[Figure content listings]
::::::::
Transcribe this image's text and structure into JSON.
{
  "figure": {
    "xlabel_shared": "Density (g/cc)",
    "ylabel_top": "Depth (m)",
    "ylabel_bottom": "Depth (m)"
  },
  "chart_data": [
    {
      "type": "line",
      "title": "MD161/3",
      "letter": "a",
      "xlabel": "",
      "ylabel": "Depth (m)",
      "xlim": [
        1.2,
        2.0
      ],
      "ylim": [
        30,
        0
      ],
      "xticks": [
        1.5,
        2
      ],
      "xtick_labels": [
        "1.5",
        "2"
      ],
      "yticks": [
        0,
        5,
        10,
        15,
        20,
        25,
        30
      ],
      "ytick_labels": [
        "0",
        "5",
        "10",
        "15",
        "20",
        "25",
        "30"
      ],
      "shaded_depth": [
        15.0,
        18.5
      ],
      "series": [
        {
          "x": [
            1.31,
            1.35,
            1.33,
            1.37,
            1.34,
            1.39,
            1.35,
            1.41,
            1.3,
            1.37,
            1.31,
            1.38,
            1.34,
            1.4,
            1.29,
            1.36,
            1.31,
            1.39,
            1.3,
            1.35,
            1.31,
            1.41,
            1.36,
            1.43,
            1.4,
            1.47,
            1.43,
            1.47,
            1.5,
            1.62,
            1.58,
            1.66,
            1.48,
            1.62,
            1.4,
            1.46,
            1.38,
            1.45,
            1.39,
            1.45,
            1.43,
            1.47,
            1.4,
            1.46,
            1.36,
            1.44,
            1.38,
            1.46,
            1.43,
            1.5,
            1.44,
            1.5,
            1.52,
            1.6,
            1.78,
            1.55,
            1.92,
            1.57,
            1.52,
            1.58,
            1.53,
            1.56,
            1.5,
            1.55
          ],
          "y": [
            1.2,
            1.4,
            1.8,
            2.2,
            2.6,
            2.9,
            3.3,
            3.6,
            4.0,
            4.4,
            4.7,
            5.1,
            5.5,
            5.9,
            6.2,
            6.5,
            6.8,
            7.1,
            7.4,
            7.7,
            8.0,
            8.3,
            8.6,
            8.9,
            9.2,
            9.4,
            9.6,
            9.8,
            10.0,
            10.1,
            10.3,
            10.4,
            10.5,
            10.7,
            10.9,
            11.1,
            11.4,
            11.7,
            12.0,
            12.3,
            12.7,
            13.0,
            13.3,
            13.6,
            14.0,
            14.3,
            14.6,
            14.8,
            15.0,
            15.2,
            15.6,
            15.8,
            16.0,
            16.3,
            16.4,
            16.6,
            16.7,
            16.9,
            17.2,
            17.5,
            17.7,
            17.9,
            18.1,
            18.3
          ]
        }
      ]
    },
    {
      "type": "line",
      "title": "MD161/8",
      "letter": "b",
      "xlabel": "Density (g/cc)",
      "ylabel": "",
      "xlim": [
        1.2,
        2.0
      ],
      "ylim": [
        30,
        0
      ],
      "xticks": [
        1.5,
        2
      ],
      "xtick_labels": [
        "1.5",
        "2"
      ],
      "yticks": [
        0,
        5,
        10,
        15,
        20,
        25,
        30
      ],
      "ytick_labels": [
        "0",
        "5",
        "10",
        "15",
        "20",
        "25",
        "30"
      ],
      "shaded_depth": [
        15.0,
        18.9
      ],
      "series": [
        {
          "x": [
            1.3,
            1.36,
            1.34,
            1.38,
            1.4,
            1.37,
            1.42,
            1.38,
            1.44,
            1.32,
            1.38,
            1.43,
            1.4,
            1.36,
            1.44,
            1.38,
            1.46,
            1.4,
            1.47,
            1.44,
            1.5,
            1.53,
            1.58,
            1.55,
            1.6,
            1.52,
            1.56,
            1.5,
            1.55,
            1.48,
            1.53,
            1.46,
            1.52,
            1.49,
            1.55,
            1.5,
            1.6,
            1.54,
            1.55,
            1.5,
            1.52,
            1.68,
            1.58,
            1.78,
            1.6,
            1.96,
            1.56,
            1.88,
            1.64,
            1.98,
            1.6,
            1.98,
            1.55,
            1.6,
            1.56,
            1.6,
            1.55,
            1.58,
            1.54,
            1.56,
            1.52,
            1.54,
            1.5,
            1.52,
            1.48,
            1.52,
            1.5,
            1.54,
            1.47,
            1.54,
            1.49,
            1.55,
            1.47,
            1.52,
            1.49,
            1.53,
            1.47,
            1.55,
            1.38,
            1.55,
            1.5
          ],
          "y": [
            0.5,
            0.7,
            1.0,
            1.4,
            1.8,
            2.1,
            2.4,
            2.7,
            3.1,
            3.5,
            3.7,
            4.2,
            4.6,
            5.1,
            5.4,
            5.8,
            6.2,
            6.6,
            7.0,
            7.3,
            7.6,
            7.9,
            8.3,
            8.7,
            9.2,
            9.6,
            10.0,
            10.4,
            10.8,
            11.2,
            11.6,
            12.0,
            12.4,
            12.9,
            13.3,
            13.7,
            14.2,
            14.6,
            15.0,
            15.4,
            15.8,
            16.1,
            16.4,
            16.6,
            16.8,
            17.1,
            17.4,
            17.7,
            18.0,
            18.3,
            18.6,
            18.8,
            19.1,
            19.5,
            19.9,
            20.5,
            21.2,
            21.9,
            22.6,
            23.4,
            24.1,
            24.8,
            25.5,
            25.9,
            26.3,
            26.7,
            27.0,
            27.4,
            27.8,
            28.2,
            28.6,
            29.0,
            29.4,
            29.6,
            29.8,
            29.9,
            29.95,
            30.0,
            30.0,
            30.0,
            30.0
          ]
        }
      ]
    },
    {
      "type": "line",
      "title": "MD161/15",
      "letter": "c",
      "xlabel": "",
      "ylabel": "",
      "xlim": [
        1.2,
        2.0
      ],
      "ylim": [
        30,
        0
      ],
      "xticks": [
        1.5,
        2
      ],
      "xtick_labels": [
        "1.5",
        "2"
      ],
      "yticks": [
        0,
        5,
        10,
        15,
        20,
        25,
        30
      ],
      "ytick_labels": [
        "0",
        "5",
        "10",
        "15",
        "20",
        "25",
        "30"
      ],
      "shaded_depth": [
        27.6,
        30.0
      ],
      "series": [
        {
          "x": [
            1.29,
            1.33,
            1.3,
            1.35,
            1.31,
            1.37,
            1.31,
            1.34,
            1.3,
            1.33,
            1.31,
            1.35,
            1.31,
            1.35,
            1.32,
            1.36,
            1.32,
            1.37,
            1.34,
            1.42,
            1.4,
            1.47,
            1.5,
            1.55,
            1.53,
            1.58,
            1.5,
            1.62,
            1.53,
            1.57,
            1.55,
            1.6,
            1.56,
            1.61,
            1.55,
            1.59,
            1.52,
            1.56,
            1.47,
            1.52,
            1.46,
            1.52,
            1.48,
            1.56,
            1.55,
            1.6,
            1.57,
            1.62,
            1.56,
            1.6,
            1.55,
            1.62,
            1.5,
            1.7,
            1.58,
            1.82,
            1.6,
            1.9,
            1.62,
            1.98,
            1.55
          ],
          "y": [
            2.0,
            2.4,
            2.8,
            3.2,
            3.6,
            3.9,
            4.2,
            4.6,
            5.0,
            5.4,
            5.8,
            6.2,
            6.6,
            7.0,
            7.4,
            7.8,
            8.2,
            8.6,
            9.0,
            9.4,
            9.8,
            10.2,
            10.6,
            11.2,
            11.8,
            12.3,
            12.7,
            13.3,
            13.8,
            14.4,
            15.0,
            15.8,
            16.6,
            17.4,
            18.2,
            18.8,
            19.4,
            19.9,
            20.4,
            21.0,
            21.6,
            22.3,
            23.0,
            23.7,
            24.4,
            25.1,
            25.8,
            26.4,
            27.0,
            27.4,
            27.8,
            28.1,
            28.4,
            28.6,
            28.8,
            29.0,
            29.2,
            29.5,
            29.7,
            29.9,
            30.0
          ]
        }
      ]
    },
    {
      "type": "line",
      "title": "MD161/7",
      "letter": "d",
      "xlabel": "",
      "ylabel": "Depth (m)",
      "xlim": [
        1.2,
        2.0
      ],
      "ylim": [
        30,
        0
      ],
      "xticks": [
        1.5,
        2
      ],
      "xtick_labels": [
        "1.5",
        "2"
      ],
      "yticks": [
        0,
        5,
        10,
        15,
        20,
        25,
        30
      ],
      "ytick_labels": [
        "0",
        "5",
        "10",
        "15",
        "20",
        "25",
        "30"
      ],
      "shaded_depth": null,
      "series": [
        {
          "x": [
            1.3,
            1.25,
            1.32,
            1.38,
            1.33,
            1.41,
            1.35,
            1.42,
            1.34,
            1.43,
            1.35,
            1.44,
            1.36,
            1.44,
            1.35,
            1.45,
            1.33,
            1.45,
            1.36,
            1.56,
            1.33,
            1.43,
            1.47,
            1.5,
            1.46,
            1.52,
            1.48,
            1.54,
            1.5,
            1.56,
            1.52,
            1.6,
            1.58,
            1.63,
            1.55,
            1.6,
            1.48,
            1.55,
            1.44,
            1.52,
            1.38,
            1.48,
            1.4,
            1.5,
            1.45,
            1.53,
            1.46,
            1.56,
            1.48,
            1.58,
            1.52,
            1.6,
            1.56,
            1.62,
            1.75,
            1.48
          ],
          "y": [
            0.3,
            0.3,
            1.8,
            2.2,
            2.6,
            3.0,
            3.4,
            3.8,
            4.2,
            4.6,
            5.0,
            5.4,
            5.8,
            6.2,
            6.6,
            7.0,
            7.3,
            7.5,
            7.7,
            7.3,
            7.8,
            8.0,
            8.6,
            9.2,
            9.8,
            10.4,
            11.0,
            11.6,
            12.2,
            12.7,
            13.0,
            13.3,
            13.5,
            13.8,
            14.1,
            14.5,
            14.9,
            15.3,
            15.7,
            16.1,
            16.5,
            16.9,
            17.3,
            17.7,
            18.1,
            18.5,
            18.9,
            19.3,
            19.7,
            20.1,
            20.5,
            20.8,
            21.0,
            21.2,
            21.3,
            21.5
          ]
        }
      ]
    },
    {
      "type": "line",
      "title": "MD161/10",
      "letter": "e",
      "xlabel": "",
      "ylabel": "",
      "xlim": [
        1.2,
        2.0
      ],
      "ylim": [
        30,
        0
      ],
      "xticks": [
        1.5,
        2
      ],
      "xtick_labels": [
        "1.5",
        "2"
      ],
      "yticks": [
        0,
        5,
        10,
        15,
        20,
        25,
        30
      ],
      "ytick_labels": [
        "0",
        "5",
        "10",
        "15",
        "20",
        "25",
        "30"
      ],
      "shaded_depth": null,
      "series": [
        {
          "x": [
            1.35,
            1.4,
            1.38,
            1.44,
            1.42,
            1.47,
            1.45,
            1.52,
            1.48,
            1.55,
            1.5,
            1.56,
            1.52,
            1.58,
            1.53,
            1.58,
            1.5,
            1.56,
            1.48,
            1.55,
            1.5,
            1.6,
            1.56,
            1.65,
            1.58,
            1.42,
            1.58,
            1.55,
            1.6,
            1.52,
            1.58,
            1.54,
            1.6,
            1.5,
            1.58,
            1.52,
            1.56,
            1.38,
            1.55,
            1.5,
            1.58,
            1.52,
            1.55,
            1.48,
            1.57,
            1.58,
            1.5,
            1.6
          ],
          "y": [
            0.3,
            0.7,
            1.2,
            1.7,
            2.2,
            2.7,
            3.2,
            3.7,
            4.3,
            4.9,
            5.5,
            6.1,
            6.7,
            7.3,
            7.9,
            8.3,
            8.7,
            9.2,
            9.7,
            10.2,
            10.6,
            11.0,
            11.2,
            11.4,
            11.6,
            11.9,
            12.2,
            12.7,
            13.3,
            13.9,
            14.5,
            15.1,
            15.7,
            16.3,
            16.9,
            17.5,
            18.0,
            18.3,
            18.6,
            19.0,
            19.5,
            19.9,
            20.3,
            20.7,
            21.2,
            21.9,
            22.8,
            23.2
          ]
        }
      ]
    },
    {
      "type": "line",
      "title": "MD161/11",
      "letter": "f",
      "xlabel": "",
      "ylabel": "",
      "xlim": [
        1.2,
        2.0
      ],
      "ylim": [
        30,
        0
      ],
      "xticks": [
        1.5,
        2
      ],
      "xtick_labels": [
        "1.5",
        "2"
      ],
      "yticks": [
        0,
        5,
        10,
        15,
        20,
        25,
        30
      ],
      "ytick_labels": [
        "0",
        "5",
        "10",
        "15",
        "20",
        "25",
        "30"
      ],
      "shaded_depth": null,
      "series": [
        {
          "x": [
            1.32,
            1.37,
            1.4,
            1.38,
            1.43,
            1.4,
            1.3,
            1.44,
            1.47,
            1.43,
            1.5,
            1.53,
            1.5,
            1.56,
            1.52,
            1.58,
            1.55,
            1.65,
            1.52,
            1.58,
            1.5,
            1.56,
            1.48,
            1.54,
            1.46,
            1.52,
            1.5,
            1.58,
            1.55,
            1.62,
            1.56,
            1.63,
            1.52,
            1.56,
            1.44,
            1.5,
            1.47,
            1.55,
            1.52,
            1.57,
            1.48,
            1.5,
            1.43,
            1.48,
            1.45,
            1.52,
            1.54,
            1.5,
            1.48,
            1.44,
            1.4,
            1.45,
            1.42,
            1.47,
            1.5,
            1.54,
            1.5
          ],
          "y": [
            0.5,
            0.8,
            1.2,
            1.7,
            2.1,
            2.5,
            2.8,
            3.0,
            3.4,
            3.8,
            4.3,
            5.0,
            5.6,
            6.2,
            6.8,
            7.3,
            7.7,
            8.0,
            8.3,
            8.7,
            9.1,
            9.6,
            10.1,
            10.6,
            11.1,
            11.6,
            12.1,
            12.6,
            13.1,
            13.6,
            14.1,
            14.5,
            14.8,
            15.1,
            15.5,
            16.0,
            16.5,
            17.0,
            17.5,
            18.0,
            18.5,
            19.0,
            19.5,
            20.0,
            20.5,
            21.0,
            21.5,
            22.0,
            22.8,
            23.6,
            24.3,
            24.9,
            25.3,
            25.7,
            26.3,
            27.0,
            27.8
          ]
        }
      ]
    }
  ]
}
::::::::
> _Goal_
On how many lines does the word "Density" appear? Answer with only the number.

> _Written solution_
2